#### [Job]
Your task is to extract every line from the material below exactly.

#### [Supplied records]
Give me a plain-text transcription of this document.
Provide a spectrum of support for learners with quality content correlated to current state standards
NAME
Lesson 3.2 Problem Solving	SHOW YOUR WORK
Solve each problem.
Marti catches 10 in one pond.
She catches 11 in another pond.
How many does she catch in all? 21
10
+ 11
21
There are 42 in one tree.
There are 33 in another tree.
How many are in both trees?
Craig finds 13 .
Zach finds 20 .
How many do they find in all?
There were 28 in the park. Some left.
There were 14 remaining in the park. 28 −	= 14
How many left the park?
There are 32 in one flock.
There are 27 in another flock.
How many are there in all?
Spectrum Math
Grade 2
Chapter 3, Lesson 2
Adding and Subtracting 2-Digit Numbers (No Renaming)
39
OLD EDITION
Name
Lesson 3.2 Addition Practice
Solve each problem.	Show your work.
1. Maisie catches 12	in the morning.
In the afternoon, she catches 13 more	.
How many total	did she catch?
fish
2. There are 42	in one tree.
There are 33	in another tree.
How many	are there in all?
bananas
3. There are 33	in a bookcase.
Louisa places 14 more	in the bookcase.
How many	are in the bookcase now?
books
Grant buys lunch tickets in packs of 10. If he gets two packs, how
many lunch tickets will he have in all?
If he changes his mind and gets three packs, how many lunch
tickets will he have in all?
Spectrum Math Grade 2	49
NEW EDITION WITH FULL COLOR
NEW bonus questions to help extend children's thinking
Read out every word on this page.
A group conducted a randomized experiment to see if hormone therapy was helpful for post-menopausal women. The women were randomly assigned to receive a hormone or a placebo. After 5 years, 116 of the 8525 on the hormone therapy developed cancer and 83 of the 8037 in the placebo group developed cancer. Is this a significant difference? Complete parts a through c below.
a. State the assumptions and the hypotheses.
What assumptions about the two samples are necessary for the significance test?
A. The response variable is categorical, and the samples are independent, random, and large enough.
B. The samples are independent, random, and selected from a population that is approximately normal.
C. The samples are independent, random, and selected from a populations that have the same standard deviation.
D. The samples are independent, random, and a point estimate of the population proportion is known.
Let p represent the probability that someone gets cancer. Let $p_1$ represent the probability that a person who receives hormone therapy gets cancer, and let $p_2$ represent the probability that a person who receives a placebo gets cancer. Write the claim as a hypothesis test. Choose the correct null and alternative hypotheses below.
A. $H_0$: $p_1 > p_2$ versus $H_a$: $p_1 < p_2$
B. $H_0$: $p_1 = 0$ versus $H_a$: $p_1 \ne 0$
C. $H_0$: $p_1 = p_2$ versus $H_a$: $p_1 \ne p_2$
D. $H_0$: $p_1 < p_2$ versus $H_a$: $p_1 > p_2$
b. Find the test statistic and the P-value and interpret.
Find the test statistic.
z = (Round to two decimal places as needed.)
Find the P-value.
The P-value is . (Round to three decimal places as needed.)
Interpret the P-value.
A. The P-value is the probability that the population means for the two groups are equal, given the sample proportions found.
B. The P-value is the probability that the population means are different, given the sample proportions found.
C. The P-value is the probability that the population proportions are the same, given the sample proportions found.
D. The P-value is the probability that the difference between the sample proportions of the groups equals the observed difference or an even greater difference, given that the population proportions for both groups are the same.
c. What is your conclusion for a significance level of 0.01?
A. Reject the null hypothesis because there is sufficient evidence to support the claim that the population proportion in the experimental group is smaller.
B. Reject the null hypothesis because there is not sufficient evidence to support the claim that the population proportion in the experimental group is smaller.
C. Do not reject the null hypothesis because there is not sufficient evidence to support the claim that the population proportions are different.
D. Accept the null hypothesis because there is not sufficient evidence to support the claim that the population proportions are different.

#### [Response]
Give me a plain-text transcription of this document.
Provide a spectrum of support for learners with quality content correlated to current state standards
NAME
Lesson 3.2 Problem Solving	SHOW YOUR WORK
Solve each problem.
Marti catches 10 in one pond.
She catches 11 in another pond.
How many does she catch in all? 21
10
+ 11
21
There are 42 in one tree.
There are 33 in another tree.
How many are in both trees?
Craig finds 13 .
Zach finds 20 .
How many do they find in all?
There were 28 in the park. Some left.
There were 14 remaining in the park. 28 −	= 14
How many left the park?
There are 32 in one flock.
There are 27 in another flock.
How many are there in all?
Spectrum Math
Grade 2
Chapter 3, Lesson 2
Adding and Subtracting 2-Digit Numbers (No Renaming)
39
OLD EDITION
Name
Lesson 3.2 Addition Practice
Solve each problem.	Show your work.
1. Maisie catches 12	in the morning.
In the afternoon, she catches 13 more	.
How many total	did she catch?
fish
2. There are 42	in one tree.
There are 33	in another tree.
How many	are there in all?
bananas
3. There are 33	in a bookcase.
Louisa places 14 more	in the bookcase.
How many	are in the bookcase now?
books
Grant buys lunch tickets in packs of 10. If he gets two packs, how
many lunch tickets will he have in all?
If he changes his mind and gets three packs, how many lunch
tickets will he have in all?
Spectrum Math Grade 2	49
NEW EDITION WITH FULL COLOR
NEW bonus questions to help extend children's thinking
Read out every word on this page.
A group conducted a randomized experiment to see if hormone therapy was helpful for post-menopausal women. The women were randomly assigned to receive a hormone or a placebo. After 5 years, 116 of the 8525 on the hormone therapy developed cancer and 83 of the 8037 in the placebo group developed cancer. Is this a significant difference? Complete parts a through c below.
a. State the assumptions and the hypotheses.
What assumptions about the two samples are necessary for the significance test?
A. The response variable is categorical, and the samples are independent, random, and large enough.
B. The samples are independent, random, and selected from a population that is approximately normal.
C. The samples are independent, random, and selected from a populations that have the same standard deviation.
D. The samples are independent, random, and a point estimate of the population proportion is known.
Let p represent the probability that someone gets cancer. Let $p_1$ represent the probability that a person who receives hormone therapy gets cancer, and let $p_2$ represent the probability that a person who receives a placebo gets cancer. Write the claim as a hypothesis test. Choose the correct null and alternative hypotheses below.
A. $H_0$: $p_1 > p_2$ versus $H_a$: $p_1 < p_2$
B. $H_0$: $p_1 = 0$ versus $H_a$: $p_1 \ne 0$
C. $H_0$: $p_1 = p_2$ versus $H_a$: $p_1 \ne p_2$
D. $H_0$: $p_1 < p_2$ versus $H_a$: $p_1 > p_2$
b. Find the test statistic and the P-value and interpret.
Find the test statistic.
z = (Round to two decimal places as needed.)
Find the P-value.
The P-value is . (Round to three decimal places as needed.)
Interpret the P-value.
A. The P-value is the probability that the population means for the two groups are equal, given the sample proportions found.
B. The P-value is the probability that the population means are different, given the sample proportions found.
C. The P-value is the probability that the population proportions are the same, given the sample proportions found.
D. The P-value is the probability that the difference between the sample proportions of the groups equals the observed difference or an even greater difference, given that the population proportions for both groups are the same.
c. What is your conclusion for a significance level of 0.01?
A. Reject the null hypothesis because there is sufficient evidence to support the claim that the population proportion in the experimental group is smaller.
B. Reject the null hypothesis because there is not sufficient evidence to support the claim that the population proportion in the experimental group is smaller.
C. Do not reject the null hypothesis because there is not sufficient evidence to support the claim that the population proportions are different.
D. Accept the null hypothesis because there is not sufficient evidence to support the claim that the population proportions are different.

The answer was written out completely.